[START OF RECORDED INFORMATION]

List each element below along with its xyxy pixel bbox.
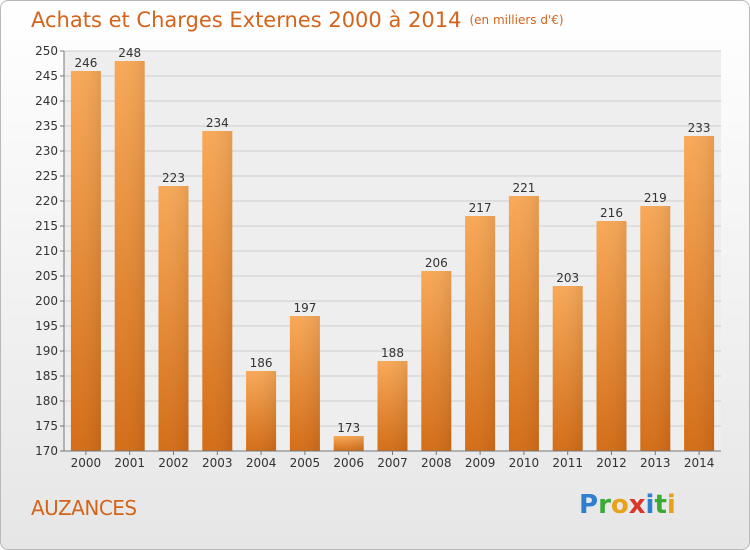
- y-tick-label: 230: [35, 144, 58, 158]
- bar-value-label: 188: [381, 346, 404, 360]
- bar-value-label: 173: [337, 421, 360, 435]
- bar-value-label: 216: [600, 206, 623, 220]
- y-tick-label: 190: [35, 344, 58, 358]
- y-tick-label: 215: [35, 219, 58, 233]
- y-tick-label: 185: [35, 369, 58, 383]
- bar-shade: [114, 61, 145, 451]
- x-tick-label: 2001: [114, 456, 145, 470]
- x-tick-label: 2002: [158, 456, 189, 470]
- bar-shade: [684, 136, 715, 451]
- bar-shade: [552, 286, 583, 451]
- y-tick-label: 180: [35, 394, 58, 408]
- bar-shade: [246, 371, 277, 451]
- bar-value-label: 234: [206, 116, 229, 130]
- bar-shade: [333, 436, 364, 451]
- x-tick-label: 2004: [246, 456, 277, 470]
- bar-shade: [421, 271, 452, 451]
- bar-value-label: 219: [644, 191, 667, 205]
- x-tick-label: 2006: [333, 456, 364, 470]
- logo-letter: t: [654, 490, 667, 520]
- y-tick-label: 220: [35, 194, 58, 208]
- bar-shade: [465, 216, 496, 451]
- bar-shade: [158, 186, 189, 451]
- logo-letter: r: [598, 490, 611, 520]
- x-tick-label: 2007: [377, 456, 408, 470]
- x-tick-label: 2008: [421, 456, 452, 470]
- logo-letter: i: [666, 490, 676, 520]
- commune-name: AUZANCES: [31, 496, 137, 520]
- logo-letter: i: [645, 490, 655, 520]
- y-tick-label: 170: [35, 444, 58, 458]
- x-tick-label: 2013: [640, 456, 671, 470]
- bar-shade: [202, 131, 233, 451]
- y-tick-label: 245: [35, 69, 58, 83]
- bar-value-label: 233: [688, 121, 711, 135]
- y-tick-label: 210: [35, 244, 58, 258]
- x-tick-label: 2009: [465, 456, 496, 470]
- x-tick-label: 2010: [509, 456, 540, 470]
- x-tick-label: 2014: [684, 456, 715, 470]
- x-tick-label: 2011: [552, 456, 583, 470]
- bar-layer: 246 248 223 234 186 197 173 188 206 217 221 203 216 2…: [70, 46, 715, 451]
- bar-shade: [70, 71, 101, 451]
- bar-shade: [289, 316, 320, 451]
- y-tick-label: 200: [35, 294, 58, 308]
- x-tick-label: 2000: [71, 456, 102, 470]
- title-block: Achats et Charges Externes 2000 à 2014 (e…: [31, 8, 564, 32]
- y-tick-label: 195: [35, 319, 58, 333]
- logo-letter: P: [579, 490, 599, 520]
- y-tick-label: 250: [35, 44, 58, 58]
- bar-value-label: 221: [512, 181, 535, 195]
- bar-value-label: 186: [250, 356, 273, 370]
- y-tick-label: 205: [35, 269, 58, 283]
- y-tick-label: 225: [35, 169, 58, 183]
- proxiti-logo: Proxiti: [579, 490, 676, 520]
- bar-value-label: 206: [425, 256, 448, 270]
- chart-title: Achats et Charges Externes 2000 à 2014: [31, 8, 462, 32]
- x-tick-label: 2003: [202, 456, 233, 470]
- y-tick-label: 235: [35, 119, 58, 133]
- bar-value-label: 246: [74, 56, 97, 70]
- bar-shade: [508, 196, 539, 451]
- bar-value-label: 203: [556, 271, 579, 285]
- chart-subtitle: (en milliers d'€): [469, 13, 564, 27]
- bar-shade: [377, 361, 408, 451]
- x-tick-label: 2005: [290, 456, 321, 470]
- bar-shade: [640, 206, 671, 451]
- bar-value-label: 217: [469, 201, 492, 215]
- bar-value-label: 248: [118, 46, 141, 60]
- x-tick-label: 2012: [596, 456, 627, 470]
- bar-value-label: 223: [162, 171, 185, 185]
- logo-letter: o: [610, 490, 629, 520]
- logo-letter: x: [628, 490, 646, 520]
- bar-value-label: 197: [293, 301, 316, 315]
- y-tick-label: 175: [35, 419, 58, 433]
- y-tick-label: 240: [35, 94, 58, 108]
- axis-layer: 170 175 180 185 190 195 200 205 210 215 220 225 230 2…: [35, 44, 721, 470]
- bar-shade: [596, 221, 627, 451]
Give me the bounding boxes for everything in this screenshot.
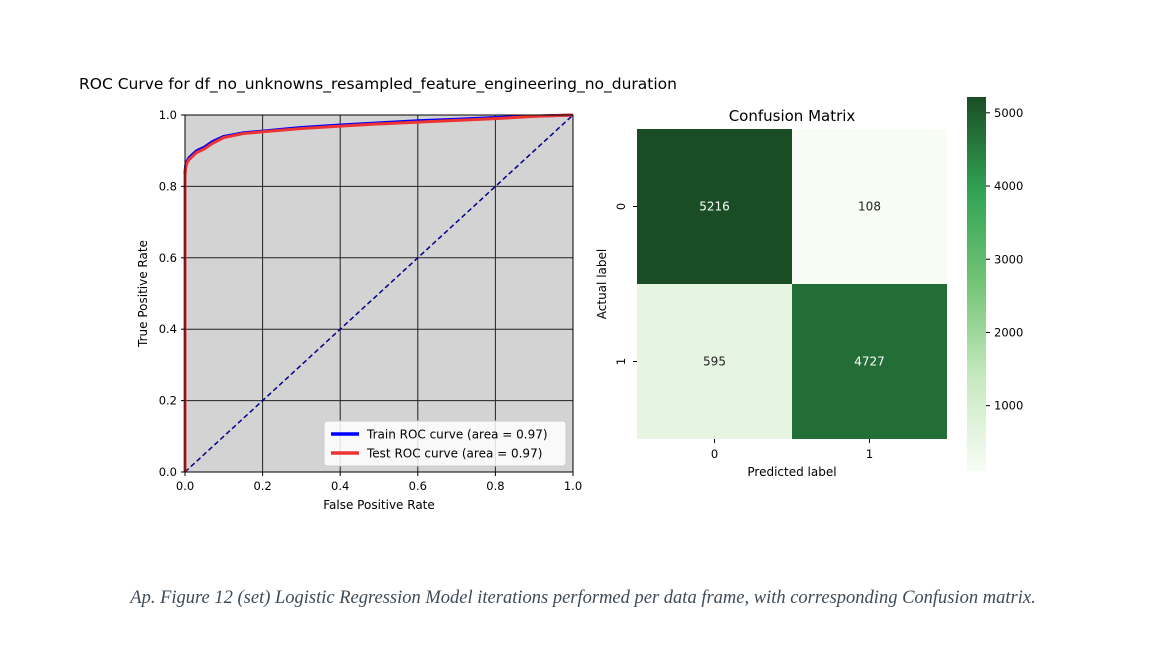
roc-y-tick-label: 1.0 (159, 108, 177, 122)
cm-x-axis-label: Predicted label (747, 465, 836, 479)
cm-colorbar-tick-label: 1000 (994, 399, 1023, 413)
roc-y-tick-label: 0.6 (159, 251, 177, 265)
cm-colorbar (967, 97, 986, 471)
cm-cells: 5216 108 595 4727 (637, 129, 947, 439)
cm-colorbar-tick-label: 2000 (994, 325, 1023, 339)
roc-plot-area (185, 115, 573, 472)
cm-colorbar-tick-label: 3000 (994, 252, 1023, 266)
roc-x-tick-label: 0.0 (176, 479, 194, 493)
roc-y-tick-label: 0.4 (159, 322, 177, 336)
cm-x-tick-label: 0 (711, 447, 718, 461)
roc-plot-frame (184, 114, 574, 473)
cm-colorbar-tick-label: 5000 (994, 106, 1023, 120)
roc-y-tick-label: 0.8 (159, 179, 177, 193)
cm-y-tick-label: 0 (614, 203, 628, 210)
cm-cell (792, 284, 947, 439)
roc-grid (184, 114, 574, 473)
roc-x-tick-label: 0.6 (409, 479, 427, 493)
cm-x-tick-label: 1 (866, 447, 873, 461)
roc-x-axis-label: False Positive Rate (323, 498, 435, 512)
confusion-matrix: Confusion Matrix 5216 108 595 4727 0 1 0 1 Pre… (595, 97, 1023, 479)
roc-x-tick-label: 0.2 (253, 479, 271, 493)
roc-legend: Train ROC curve (area = 0.97) Test ROC cu… (323, 420, 567, 467)
roc-x-tick-label: 0.8 (486, 479, 504, 493)
roc-lines (183, 113, 574, 473)
cm-y-axis-label: Actual label (595, 249, 609, 319)
roc-chart: ROC Curve for df_no_unknowns_resampled_f… (79, 75, 677, 512)
roc-legend-label: Train ROC curve (area = 0.97) (366, 428, 548, 442)
roc-y-tick-label: 0.2 (159, 394, 177, 408)
roc-title: ROC Curve for df_no_unknowns_resampled_f… (79, 75, 677, 94)
cm-colorbar-ticks: 1000 2000 3000 4000 5000 (986, 106, 1023, 413)
roc-test-line (183, 113, 574, 472)
figure-caption: Ap. Figure 12 (set) Logistic Regression … (130, 588, 1036, 608)
figure: ROC Curve for df_no_unknowns_resampled_f… (79, 75, 1023, 512)
cm-cell-value: 4727 (854, 355, 885, 369)
cm-cell (792, 129, 947, 284)
cm-y-tick-label: 1 (614, 358, 628, 365)
cm-colorbar-tick-label: 4000 (994, 179, 1023, 193)
roc-legend-box (323, 420, 567, 467)
cm-ticks: 0 1 0 1 (614, 203, 873, 461)
roc-ticks: 0.0 0.2 0.4 0.6 0.8 1.0 0.0 0.2 0.4 0.6 0.8 1.0 (159, 108, 582, 493)
cm-cell (637, 284, 792, 439)
roc-y-tick-label: 0.0 (159, 465, 177, 479)
roc-y-axis-label: True Positive Rate (136, 240, 150, 348)
cm-title: Confusion Matrix (729, 107, 856, 125)
cm-cell-value: 108 (858, 200, 881, 214)
cm-cell-value: 5216 (699, 200, 730, 214)
roc-legend-label: Test ROC curve (area = 0.97) (366, 447, 542, 461)
cm-cell (637, 129, 792, 284)
roc-x-tick-label: 0.4 (331, 479, 349, 493)
cm-cell-value: 595 (703, 355, 726, 369)
roc-x-tick-label: 1.0 (564, 479, 582, 493)
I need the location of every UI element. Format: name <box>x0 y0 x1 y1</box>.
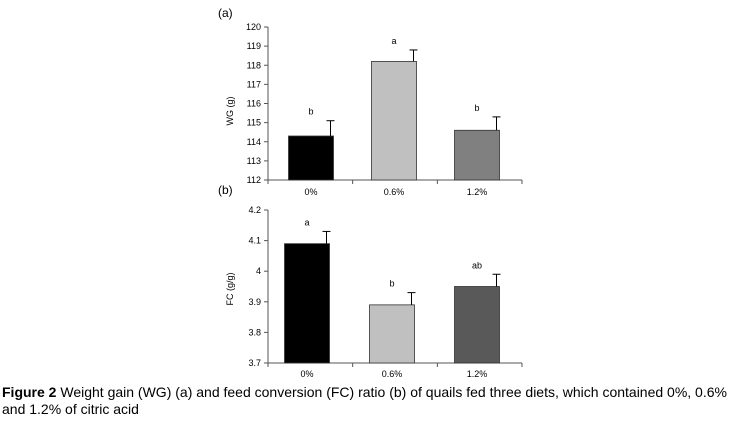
y-tick-label: 4.2 <box>248 205 261 215</box>
panel-label: (a) <box>218 6 233 20</box>
figure-caption: Figure 2 Weight gain (WG) (a) and feed c… <box>2 384 746 418</box>
x-tick-label: 0% <box>304 187 317 197</box>
x-tick-label: 0% <box>300 369 313 379</box>
x-tick-label: 0.6% <box>382 369 403 379</box>
y-axis-label: FC (g/g) <box>225 272 235 305</box>
y-tick-label: 116 <box>247 99 261 109</box>
y-tick-label: 113 <box>247 156 261 166</box>
y-tick-label: 4 <box>256 266 261 276</box>
y-tick-label: 3.7 <box>248 358 261 368</box>
bar <box>369 304 415 364</box>
y-tick-label: 117 <box>247 79 261 89</box>
y-tick-label: 115 <box>247 118 261 128</box>
significance-label: a <box>391 36 396 46</box>
y-tick-label: 112 <box>247 175 261 185</box>
significance-label: a <box>304 217 309 227</box>
bar <box>454 286 500 364</box>
chart-panel-a: (a) WG (g) 112 113 114 115 116 117 118 119 120 b 0% a… <box>218 6 523 197</box>
bar <box>371 61 417 181</box>
x-tick-label: 0.6% <box>384 187 405 197</box>
y-tick-label: 119 <box>247 41 261 51</box>
significance-label: ab <box>472 260 482 270</box>
significance-label: b <box>389 279 394 289</box>
y-tick-label: 3.8 <box>248 327 261 337</box>
y-tick-label: 120 <box>246 22 261 32</box>
x-tick-label: 1.2% <box>467 187 488 197</box>
chart-panel-b: (b) FC (g/g) 3.7 3.8 3.9 4 4.1 4.2 a 0% b 0.6% ab 1.2… <box>218 183 523 379</box>
x-tick-label: 1.2% <box>467 369 488 379</box>
bar <box>288 135 334 181</box>
panel-label: (b) <box>218 183 233 197</box>
y-axis-label: WG (g) <box>225 97 235 126</box>
y-tick-label: 114 <box>247 137 261 147</box>
y-tick-label: 3.9 <box>248 297 261 307</box>
significance-label: b <box>474 103 479 113</box>
figure: (a) WG (g) 112 113 114 115 116 117 118 119 120 b 0% a… <box>218 6 523 379</box>
bar <box>284 243 330 364</box>
bar <box>454 129 500 181</box>
caption-label: Figure 2 <box>2 384 57 400</box>
y-tick-label: 4.1 <box>248 236 261 246</box>
caption-text: Weight gain (WG) (a) and feed conversion… <box>2 384 727 417</box>
significance-label: b <box>308 107 313 117</box>
y-tick-label: 118 <box>247 60 261 70</box>
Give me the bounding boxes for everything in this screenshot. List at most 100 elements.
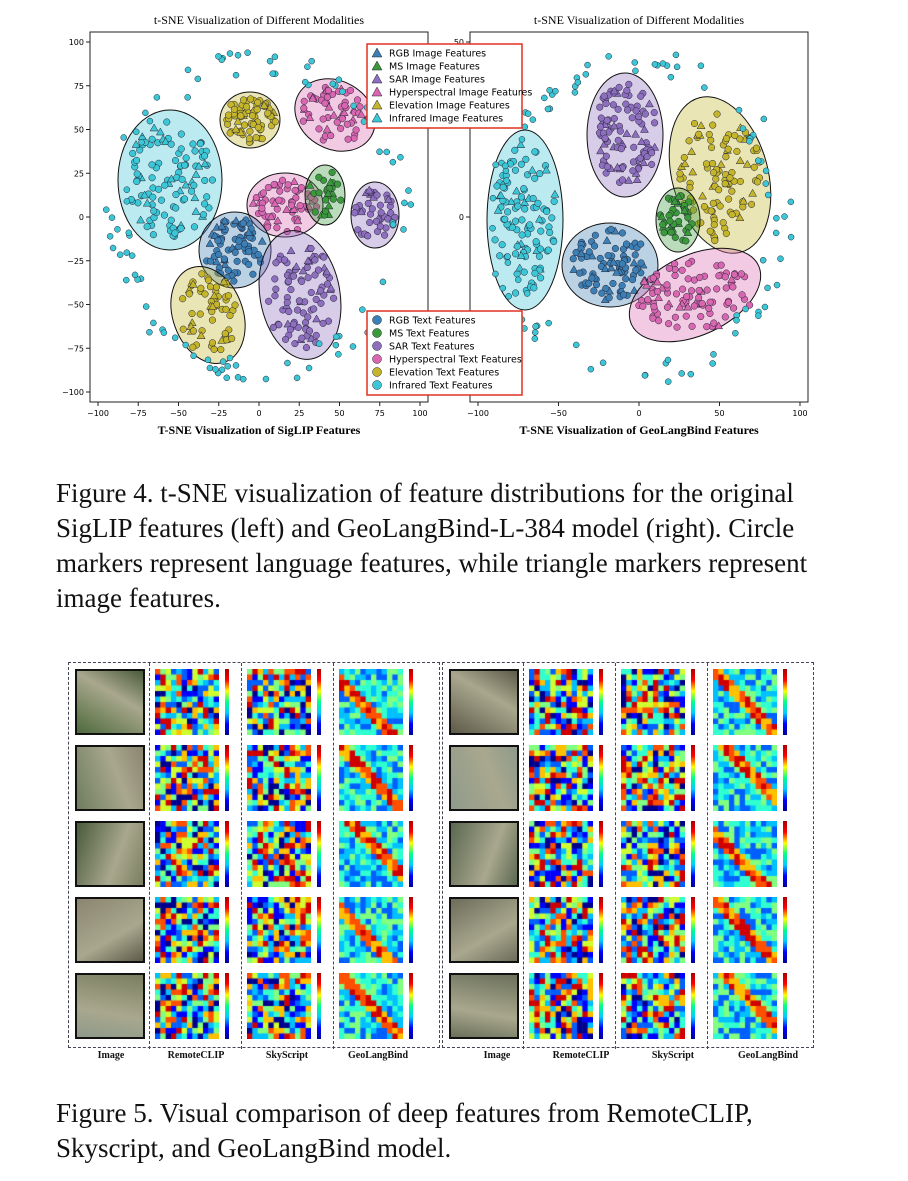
feature-heatmap — [713, 897, 777, 963]
image-feature-marker — [248, 198, 258, 207]
text-feature-marker — [534, 199, 542, 207]
text-feature-marker — [149, 231, 157, 239]
y-tick-label: −75 — [67, 344, 84, 353]
x-tick-label: −100 — [467, 409, 489, 418]
text-feature-marker — [491, 236, 499, 244]
remote-sensing-image — [75, 669, 145, 735]
feature-heatmap — [247, 745, 311, 811]
text-feature-marker — [249, 270, 257, 278]
text-feature-marker — [226, 311, 234, 320]
image-feature-marker — [515, 263, 525, 272]
image-feature-marker — [680, 206, 690, 214]
text-feature-marker — [307, 289, 315, 297]
image-feature-marker — [181, 180, 191, 189]
heatmap-colorbar — [409, 973, 413, 1039]
image-feature-marker — [244, 228, 254, 236]
text-feature-marker — [387, 209, 395, 217]
image-feature-marker — [739, 196, 748, 205]
text-feature-marker — [245, 260, 253, 268]
text-feature-marker — [676, 170, 684, 178]
heatmap-colorbar — [409, 821, 413, 887]
text-feature-marker — [210, 345, 218, 353]
text-feature-marker — [284, 277, 292, 285]
feature-heatmap — [247, 897, 311, 963]
feature-heatmap — [713, 745, 777, 811]
plot-title: t-SNE Visualization of Different Modalit… — [154, 13, 364, 27]
text-feature-marker — [258, 204, 266, 212]
infrared-text-marker — [389, 221, 397, 228]
infrared-text-marker — [142, 109, 149, 117]
infrared-text-marker — [489, 194, 497, 202]
heatmap-colorbar — [225, 897, 229, 963]
infrared-text-marker — [301, 78, 309, 86]
text-feature-marker — [368, 205, 376, 213]
text-feature-marker — [230, 105, 238, 113]
infrared-text-marker — [772, 229, 780, 237]
image-feature-marker — [196, 331, 206, 339]
figure5-grid — [68, 662, 814, 1050]
text-feature-marker — [736, 135, 744, 143]
text-feature-marker — [300, 97, 308, 105]
heatmap-colorbar — [691, 745, 695, 811]
infrared-text-marker — [742, 305, 749, 313]
feature-heatmap — [339, 897, 403, 963]
legend-label: RGB Text Features — [389, 316, 476, 327]
text-feature-marker — [304, 274, 312, 282]
text-feature-marker — [243, 103, 251, 111]
legend-label: Hyperspectral Text Features — [389, 355, 522, 366]
text-feature-marker — [206, 283, 214, 291]
infrared-text-marker — [761, 303, 769, 311]
text-feature-marker — [338, 115, 346, 123]
text-feature-marker — [733, 147, 741, 155]
text-feature-marker — [272, 259, 280, 267]
text-feature-marker — [291, 340, 299, 348]
text-feature-marker — [550, 197, 558, 205]
image-feature-marker — [735, 156, 745, 165]
text-feature-marker — [205, 204, 213, 212]
text-feature-marker — [526, 221, 534, 229]
infrared-text-marker — [269, 70, 276, 77]
image-feature-marker — [609, 257, 618, 266]
infrared-text-marker — [505, 293, 512, 300]
text-feature-marker — [511, 146, 519, 154]
text-feature-marker — [663, 303, 672, 311]
text-feature-marker — [302, 344, 311, 352]
infrared-text-marker — [504, 259, 512, 266]
text-feature-marker — [148, 174, 156, 182]
text-feature-marker — [695, 130, 703, 138]
text-feature-marker — [512, 289, 520, 297]
infrared-text-marker — [123, 249, 131, 256]
text-feature-marker — [636, 154, 644, 162]
x-tick-label: −25 — [210, 409, 227, 418]
feature-heatmap — [339, 669, 403, 735]
infrared-text-marker — [400, 226, 407, 233]
text-feature-marker — [171, 229, 179, 237]
text-feature-marker — [226, 129, 234, 137]
text-feature-marker — [298, 277, 306, 286]
image-feature-marker — [383, 195, 393, 203]
infrared-text-marker — [529, 116, 537, 123]
infrared-text-marker — [546, 86, 553, 94]
text-feature-marker — [709, 159, 717, 168]
infrared-text-marker — [523, 290, 531, 297]
heatmap-colorbar — [783, 973, 787, 1039]
text-feature-marker — [298, 334, 306, 342]
infrared-text-marker — [194, 75, 202, 83]
infrared-text-marker — [759, 256, 767, 264]
figure5-column-label: GeoLangBind — [737, 1050, 799, 1061]
text-feature-marker — [644, 296, 652, 304]
infrared-text-marker — [219, 358, 227, 365]
text-feature-marker — [711, 237, 719, 245]
text-feature-marker — [181, 195, 189, 203]
image-feature-marker — [188, 279, 198, 288]
infrared-text-marker — [531, 335, 539, 342]
x-tick-label: 100 — [792, 409, 807, 418]
text-feature-marker — [133, 156, 141, 164]
y-tick-label: 25 — [74, 169, 84, 178]
image-feature-marker — [191, 169, 201, 178]
text-feature-marker — [172, 204, 180, 212]
text-feature-marker — [364, 199, 372, 207]
text-feature-marker — [537, 274, 545, 282]
text-feature-marker — [376, 201, 384, 209]
text-feature-marker — [246, 127, 254, 135]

[END OF RECORDED INFORMATION]

WORK INSTRUCTIONS
Please reproduce the lines of the material from the line containing "roc-y-tick-label: 1.0 (159, 108, 177, 122)" to the line containing "cm-x-tick-label: 0 (711, 447, 718, 461)", including both of those lines, with no change to any character.

SOLUTION TO THE PROBLEM
roc-y-tick-label: 1.0 (159, 108, 177, 122)
cm-x-axis-label: Predicted label (747, 465, 836, 479)
cm-colorbar-tick-label: 1000 (994, 399, 1023, 413)
roc-y-tick-label: 0.6 (159, 251, 177, 265)
cm-colorbar (967, 97, 986, 471)
cm-cells: 5216 108 595 4727 (637, 129, 947, 439)
cm-colorbar-tick-label: 2000 (994, 325, 1023, 339)
roc-plot-area (185, 115, 573, 472)
cm-colorbar-tick-label: 3000 (994, 252, 1023, 266)
roc-x-tick-label: 0.0 (176, 479, 194, 493)
roc-y-tick-label: 0.4 (159, 322, 177, 336)
cm-x-tick-label: 0 (711, 447, 718, 461)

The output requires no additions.